-- BEGIN Dataset rows --

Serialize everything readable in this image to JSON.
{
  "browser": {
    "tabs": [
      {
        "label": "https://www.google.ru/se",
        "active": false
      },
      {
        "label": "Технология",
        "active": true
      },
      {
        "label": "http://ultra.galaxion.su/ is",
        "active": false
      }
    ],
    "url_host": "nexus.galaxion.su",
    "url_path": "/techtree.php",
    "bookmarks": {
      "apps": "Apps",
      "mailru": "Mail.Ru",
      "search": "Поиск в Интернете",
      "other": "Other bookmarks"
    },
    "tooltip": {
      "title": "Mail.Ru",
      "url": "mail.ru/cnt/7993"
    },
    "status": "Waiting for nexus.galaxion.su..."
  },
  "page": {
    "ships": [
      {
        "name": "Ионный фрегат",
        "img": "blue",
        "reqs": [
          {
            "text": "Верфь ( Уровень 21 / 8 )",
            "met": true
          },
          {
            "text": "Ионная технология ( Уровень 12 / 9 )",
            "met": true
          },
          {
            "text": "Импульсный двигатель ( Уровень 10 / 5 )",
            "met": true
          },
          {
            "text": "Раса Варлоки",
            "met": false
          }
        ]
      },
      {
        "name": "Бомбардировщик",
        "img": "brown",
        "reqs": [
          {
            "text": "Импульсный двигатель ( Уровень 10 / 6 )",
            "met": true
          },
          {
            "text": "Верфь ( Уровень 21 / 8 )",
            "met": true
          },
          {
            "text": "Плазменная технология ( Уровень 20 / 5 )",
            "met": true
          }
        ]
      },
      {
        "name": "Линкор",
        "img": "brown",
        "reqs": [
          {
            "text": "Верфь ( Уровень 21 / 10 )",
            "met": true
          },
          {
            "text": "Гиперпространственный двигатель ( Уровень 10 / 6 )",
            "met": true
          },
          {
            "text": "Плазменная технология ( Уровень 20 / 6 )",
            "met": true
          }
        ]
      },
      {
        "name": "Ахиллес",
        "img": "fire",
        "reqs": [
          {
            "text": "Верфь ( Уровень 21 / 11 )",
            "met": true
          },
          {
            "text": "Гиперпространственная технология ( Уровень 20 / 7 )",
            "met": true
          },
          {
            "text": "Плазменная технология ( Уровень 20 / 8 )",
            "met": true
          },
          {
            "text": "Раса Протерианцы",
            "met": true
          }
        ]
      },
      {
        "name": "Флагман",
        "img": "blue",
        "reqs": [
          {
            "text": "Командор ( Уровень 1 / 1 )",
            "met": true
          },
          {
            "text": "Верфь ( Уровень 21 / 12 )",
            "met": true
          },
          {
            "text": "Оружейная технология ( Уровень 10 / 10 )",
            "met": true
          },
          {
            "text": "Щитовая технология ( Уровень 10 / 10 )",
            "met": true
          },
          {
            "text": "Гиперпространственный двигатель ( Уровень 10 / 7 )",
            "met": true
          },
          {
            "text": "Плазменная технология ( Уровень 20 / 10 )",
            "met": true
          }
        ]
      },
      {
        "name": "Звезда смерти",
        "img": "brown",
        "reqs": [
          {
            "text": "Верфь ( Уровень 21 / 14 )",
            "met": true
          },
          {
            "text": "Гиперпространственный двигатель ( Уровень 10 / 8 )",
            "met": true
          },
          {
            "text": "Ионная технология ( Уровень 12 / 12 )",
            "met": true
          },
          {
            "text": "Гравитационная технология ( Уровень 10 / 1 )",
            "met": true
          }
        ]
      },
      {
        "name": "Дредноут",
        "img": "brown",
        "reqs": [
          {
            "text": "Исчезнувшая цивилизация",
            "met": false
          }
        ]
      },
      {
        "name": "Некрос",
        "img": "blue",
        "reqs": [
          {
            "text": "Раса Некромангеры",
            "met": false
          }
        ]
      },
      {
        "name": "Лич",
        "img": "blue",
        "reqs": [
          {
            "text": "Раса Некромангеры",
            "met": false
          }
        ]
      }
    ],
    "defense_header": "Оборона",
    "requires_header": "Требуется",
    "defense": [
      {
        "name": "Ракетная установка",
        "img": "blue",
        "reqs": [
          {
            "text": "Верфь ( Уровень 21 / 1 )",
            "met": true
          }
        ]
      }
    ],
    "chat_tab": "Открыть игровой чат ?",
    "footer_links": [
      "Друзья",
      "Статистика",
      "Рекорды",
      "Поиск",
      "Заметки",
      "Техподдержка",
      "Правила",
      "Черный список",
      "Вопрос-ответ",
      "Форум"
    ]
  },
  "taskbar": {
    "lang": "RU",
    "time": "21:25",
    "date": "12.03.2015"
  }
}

-- END Dataset rows --

● **Prompt**: Extract every line above that contains the word "Верфь".

● **Written reply**:
            "text": "Верфь ( Уровень 21 / 8 )",
            "text": "Верфь ( Уровень 21 / 8 )",
            "text": "Верфь ( Уровень 21 / 10 )",
            "text": "Верфь ( Уровень 21 / 11 )",
            "text": "Верфь ( Уровень 21 / 12 )",
            "text": "Верфь ( Уровень 21 / 14 )",
            "text": "Верфь ( Уровень 21 / 1 )",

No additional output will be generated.